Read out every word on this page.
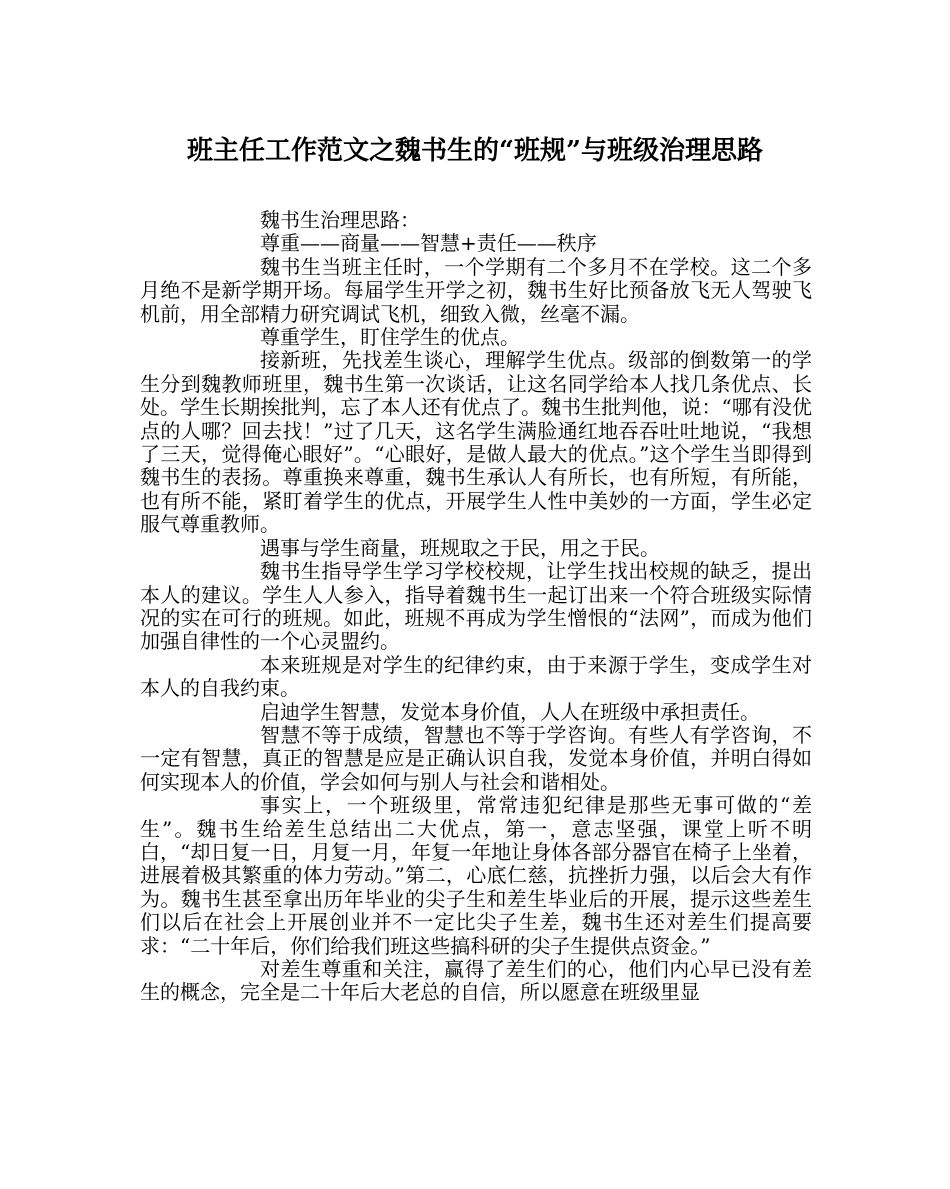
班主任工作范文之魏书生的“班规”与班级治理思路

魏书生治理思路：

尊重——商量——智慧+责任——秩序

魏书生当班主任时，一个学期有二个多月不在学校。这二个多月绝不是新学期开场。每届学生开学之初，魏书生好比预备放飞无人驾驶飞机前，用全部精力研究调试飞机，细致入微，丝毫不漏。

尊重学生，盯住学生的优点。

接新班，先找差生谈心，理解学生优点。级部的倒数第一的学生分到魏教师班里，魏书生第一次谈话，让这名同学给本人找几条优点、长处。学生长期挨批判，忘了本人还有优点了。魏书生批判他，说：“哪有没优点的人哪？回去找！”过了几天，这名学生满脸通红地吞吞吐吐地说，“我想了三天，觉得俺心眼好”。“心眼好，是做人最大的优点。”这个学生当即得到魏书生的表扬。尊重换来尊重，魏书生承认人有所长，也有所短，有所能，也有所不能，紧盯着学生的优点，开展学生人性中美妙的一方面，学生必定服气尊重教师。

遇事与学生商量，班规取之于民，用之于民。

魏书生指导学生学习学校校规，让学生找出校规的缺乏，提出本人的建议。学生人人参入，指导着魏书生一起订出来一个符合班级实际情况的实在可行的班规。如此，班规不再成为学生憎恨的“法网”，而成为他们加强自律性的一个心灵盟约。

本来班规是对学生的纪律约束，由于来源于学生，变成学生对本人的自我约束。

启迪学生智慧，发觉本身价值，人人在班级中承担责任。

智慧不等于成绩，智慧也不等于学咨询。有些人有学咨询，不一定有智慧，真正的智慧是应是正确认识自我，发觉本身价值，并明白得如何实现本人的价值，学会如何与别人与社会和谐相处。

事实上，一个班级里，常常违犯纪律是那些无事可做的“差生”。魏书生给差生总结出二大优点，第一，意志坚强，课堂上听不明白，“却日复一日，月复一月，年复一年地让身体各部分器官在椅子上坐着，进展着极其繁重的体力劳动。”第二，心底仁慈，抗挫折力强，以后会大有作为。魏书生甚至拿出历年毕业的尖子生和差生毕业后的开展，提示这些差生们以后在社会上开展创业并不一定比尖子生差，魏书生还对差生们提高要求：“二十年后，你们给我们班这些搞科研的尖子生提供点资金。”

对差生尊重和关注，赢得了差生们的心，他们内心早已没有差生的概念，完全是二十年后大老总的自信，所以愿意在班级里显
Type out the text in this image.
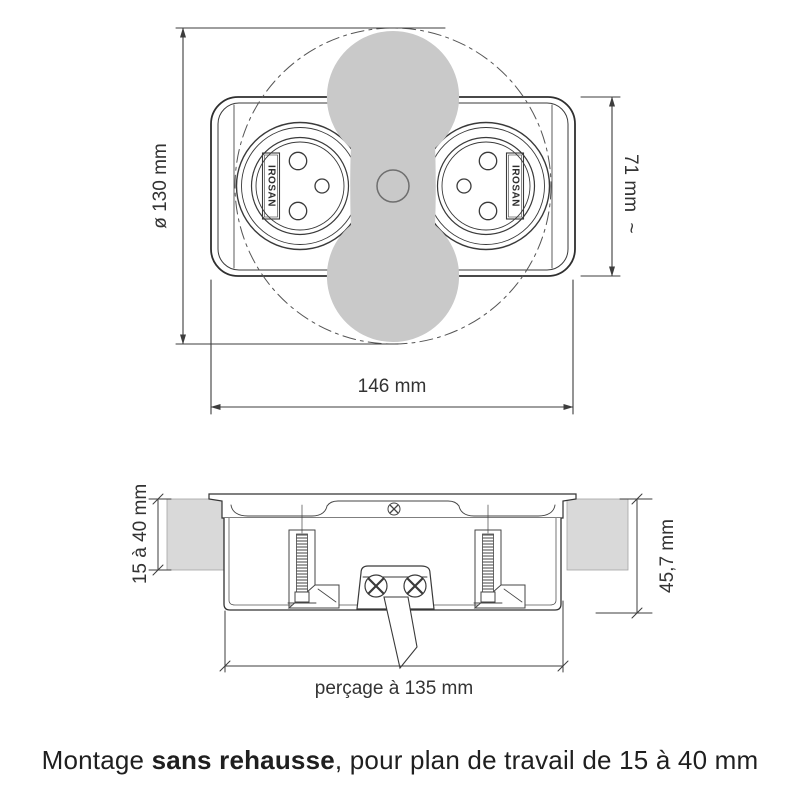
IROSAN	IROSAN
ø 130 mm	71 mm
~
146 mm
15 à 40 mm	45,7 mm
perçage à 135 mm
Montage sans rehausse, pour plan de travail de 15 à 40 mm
════════
• [What is asked] Extract every line of the data exactly; pictures stay out.

• [Response]
Read out every word on this page.
班主任工作范文之魏书生的“班规”与班级治理思路

魏书生治理思路：

尊重——商量——智慧+责任——秩序

魏书生当班主任时，一个学期有二个多月不在学校。这二个多月绝不是新学期开场。每届学生开学之初，魏书生好比预备放飞无人驾驶飞机前，用全部精力研究调试飞机，细致入微，丝毫不漏。

尊重学生，盯住学生的优点。

接新班，先找差生谈心，理解学生优点。级部的倒数第一的学生分到魏教师班里，魏书生第一次谈话，让这名同学给本人找几条优点、长处。学生长期挨批判，忘了本人还有优点了。魏书生批判他，说：“哪有没优点的人哪？回去找！”过了几天，这名学生满脸通红地吞吞吐吐地说，“我想了三天，觉得俺心眼好”。“心眼好，是做人最大的优点。”这个学生当即得到魏书生的表扬。尊重换来尊重，魏书生承认人有所长，也有所短，有所能，也有所不能，紧盯着学生的优点，开展学生人性中美妙的一方面，学生必定服气尊重教师。

遇事与学生商量，班规取之于民，用之于民。

魏书生指导学生学习学校校规，让学生找出校规的缺乏，提出本人的建议。学生人人参入，指导着魏书生一起订出来一个符合班级实际情况的实在可行的班规。如此，班规不再成为学生憎恨的“法网”，而成为他们加强自律性的一个心灵盟约。

本来班规是对学生的纪律约束，由于来源于学生，变成学生对本人的自我约束。

启迪学生智慧，发觉本身价值，人人在班级中承担责任。

智慧不等于成绩，智慧也不等于学咨询。有些人有学咨询，不一定有智慧，真正的智慧是应是正确认识自我，发觉本身价值，并明白得如何实现本人的价值，学会如何与别人与社会和谐相处。

事实上，一个班级里，常常违犯纪律是那些无事可做的“差生”。魏书生给差生总结出二大优点，第一，意志坚强，课堂上听不明白，“却日复一日，月复一月，年复一年地让身体各部分器官在椅子上坐着，进展着极其繁重的体力劳动。”第二，心底仁慈，抗挫折力强，以后会大有作为。魏书生甚至拿出历年毕业的尖子生和差生毕业后的开展，提示这些差生们以后在社会上开展创业并不一定比尖子生差，魏书生还对差生们提高要求：“二十年后，你们给我们班这些搞科研的尖子生提供点资金。”

对差生尊重和关注，赢得了差生们的心，他们内心早已没有差生的概念，完全是二十年后大老总的自信，所以愿意在班级里显
Type out the text in this image.
IROSAN	IROSAN
ø 130 mm	71 mm
~
146 mm
15 à 40 mm	45,7 mm
perçage à 135 mm
Montage sans rehausse, pour plan de travail de 15 à 40 mm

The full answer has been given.